How many of the lines contain the string "right"? Give the number, with no other words.

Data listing
>> Begin
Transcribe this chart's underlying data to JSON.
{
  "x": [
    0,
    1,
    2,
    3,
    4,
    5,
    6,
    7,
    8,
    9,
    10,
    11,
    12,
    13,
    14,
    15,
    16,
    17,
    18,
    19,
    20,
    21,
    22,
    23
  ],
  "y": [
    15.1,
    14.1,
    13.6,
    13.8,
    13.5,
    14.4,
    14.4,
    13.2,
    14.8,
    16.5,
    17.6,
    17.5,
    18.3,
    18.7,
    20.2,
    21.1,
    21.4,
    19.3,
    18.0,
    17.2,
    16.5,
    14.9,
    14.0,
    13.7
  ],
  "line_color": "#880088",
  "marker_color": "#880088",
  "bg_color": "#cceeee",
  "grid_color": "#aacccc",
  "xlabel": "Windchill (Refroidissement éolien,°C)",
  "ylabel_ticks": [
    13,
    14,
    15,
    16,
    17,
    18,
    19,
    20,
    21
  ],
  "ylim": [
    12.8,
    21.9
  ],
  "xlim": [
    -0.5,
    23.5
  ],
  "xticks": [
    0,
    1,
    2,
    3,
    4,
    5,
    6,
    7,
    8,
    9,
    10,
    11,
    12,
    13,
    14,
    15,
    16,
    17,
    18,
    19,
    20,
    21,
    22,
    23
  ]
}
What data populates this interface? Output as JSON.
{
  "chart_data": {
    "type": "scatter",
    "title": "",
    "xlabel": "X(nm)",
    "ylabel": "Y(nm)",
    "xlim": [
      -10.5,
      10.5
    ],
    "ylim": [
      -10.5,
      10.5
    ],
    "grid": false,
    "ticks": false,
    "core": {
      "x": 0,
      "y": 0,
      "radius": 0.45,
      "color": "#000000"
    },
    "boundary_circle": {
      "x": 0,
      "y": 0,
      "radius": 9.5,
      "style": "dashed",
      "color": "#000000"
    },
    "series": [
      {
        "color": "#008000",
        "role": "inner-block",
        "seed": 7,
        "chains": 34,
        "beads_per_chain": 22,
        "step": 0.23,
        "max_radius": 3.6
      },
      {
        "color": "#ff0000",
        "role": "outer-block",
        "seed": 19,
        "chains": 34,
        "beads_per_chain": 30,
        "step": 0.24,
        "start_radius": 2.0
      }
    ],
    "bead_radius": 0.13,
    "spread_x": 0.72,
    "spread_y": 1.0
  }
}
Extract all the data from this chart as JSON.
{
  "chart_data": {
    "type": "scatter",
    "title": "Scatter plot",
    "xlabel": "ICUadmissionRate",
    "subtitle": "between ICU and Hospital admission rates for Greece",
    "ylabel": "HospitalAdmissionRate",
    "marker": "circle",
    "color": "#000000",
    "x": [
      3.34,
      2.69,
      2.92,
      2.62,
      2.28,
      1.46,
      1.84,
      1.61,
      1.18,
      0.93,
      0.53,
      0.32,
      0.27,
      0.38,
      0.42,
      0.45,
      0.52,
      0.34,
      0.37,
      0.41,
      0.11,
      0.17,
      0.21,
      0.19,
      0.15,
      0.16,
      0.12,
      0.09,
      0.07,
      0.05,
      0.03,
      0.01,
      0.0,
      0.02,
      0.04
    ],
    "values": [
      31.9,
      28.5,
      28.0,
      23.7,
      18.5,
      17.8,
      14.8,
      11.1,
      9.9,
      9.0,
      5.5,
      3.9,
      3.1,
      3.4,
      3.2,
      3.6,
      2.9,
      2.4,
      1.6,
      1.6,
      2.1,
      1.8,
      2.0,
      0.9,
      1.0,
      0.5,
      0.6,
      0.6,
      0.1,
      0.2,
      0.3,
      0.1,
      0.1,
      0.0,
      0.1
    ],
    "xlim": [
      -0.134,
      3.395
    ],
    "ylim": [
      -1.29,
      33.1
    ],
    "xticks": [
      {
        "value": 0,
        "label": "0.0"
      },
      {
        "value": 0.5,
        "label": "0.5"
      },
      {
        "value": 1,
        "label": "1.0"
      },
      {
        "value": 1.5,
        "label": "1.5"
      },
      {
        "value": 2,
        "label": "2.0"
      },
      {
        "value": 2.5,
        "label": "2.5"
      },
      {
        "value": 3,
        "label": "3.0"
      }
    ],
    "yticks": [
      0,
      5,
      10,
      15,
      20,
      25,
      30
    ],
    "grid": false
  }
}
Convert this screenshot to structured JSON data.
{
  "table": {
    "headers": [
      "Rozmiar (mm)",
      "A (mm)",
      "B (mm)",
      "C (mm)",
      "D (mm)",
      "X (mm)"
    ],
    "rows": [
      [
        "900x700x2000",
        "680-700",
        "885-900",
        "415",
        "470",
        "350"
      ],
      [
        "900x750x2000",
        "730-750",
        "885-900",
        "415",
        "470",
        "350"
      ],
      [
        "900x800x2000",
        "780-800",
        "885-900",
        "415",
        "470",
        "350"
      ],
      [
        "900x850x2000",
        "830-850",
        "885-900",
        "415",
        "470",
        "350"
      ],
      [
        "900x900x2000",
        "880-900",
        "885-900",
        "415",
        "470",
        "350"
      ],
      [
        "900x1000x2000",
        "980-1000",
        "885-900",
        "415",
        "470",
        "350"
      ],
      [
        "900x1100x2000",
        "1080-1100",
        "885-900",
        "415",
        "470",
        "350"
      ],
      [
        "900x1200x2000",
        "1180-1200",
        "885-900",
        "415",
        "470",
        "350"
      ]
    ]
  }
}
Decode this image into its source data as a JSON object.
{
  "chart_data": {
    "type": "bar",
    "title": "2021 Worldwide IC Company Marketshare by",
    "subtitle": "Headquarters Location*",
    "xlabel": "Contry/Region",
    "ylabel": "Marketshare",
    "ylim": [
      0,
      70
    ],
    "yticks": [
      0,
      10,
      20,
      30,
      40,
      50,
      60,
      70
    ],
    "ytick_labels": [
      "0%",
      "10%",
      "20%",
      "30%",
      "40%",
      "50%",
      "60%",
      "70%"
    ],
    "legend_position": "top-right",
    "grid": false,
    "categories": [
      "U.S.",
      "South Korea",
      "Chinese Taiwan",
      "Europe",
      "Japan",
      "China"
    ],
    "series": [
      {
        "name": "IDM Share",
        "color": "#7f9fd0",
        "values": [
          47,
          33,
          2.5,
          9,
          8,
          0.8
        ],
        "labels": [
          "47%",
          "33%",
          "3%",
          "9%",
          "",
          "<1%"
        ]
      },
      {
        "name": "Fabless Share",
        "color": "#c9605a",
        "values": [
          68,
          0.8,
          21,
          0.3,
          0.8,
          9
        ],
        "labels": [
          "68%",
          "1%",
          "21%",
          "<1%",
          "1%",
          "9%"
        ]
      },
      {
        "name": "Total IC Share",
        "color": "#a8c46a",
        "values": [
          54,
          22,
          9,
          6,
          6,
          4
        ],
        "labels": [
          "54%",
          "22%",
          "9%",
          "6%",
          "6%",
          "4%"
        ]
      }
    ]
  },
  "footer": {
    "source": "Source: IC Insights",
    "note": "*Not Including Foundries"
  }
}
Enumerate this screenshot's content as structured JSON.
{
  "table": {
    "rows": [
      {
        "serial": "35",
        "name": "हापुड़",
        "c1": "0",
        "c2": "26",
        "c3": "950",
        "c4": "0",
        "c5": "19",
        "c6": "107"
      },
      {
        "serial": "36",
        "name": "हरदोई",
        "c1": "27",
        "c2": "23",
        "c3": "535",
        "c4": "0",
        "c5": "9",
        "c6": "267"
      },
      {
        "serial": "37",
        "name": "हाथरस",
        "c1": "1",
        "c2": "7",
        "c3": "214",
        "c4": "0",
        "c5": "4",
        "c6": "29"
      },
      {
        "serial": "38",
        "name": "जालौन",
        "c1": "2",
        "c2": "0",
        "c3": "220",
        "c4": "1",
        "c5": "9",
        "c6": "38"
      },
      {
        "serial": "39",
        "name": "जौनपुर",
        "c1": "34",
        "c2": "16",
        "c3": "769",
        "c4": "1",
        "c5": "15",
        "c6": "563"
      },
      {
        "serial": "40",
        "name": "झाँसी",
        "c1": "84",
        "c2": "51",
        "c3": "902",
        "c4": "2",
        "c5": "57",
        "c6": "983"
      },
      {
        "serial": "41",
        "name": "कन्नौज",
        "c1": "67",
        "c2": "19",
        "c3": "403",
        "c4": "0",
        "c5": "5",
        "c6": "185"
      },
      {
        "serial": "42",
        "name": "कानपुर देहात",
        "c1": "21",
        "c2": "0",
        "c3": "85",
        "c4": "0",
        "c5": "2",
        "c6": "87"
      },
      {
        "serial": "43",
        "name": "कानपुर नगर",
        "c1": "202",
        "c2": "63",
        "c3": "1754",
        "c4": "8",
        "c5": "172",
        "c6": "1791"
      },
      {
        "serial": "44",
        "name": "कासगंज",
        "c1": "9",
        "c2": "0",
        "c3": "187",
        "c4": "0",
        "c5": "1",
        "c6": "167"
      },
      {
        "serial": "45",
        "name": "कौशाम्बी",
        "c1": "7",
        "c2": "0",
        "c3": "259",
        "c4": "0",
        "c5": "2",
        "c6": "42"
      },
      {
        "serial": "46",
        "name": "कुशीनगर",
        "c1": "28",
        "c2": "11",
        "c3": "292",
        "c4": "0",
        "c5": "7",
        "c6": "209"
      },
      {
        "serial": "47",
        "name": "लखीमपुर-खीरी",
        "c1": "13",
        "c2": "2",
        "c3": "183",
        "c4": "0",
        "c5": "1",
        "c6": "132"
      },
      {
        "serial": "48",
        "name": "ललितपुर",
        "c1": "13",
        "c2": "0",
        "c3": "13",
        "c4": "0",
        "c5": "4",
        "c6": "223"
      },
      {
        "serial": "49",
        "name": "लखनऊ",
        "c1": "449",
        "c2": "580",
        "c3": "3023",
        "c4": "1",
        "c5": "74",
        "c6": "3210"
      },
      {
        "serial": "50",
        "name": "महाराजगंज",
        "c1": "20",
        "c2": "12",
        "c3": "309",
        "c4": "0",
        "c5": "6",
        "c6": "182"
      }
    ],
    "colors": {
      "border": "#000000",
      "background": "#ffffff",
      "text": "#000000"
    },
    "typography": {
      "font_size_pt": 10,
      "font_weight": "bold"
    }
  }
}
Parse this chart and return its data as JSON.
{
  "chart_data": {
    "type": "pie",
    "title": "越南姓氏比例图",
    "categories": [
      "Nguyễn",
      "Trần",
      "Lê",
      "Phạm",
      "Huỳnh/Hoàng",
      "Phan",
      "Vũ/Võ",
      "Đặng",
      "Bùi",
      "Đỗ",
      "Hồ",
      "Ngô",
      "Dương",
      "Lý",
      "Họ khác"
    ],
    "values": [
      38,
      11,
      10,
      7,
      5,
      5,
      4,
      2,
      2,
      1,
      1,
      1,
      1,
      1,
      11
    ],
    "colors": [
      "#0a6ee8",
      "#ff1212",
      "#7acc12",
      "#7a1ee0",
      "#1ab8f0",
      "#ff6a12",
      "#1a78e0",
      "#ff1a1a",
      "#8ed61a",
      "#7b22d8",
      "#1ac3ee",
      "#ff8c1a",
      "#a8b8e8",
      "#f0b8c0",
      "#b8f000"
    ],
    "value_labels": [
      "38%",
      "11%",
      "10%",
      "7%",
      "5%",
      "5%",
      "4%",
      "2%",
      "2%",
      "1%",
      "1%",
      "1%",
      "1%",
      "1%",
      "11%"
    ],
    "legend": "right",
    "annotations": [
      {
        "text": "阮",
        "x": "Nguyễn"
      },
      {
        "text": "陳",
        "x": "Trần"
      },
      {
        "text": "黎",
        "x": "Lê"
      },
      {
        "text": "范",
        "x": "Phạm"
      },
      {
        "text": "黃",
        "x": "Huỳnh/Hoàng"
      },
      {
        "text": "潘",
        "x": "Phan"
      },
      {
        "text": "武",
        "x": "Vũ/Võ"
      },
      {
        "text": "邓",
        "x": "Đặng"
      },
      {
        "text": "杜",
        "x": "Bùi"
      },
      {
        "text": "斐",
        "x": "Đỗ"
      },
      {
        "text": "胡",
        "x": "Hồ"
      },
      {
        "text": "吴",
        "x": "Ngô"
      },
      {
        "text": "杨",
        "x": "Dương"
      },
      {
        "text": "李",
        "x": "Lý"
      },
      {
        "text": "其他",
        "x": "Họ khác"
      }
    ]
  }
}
>> End
> [Solution for this task] 2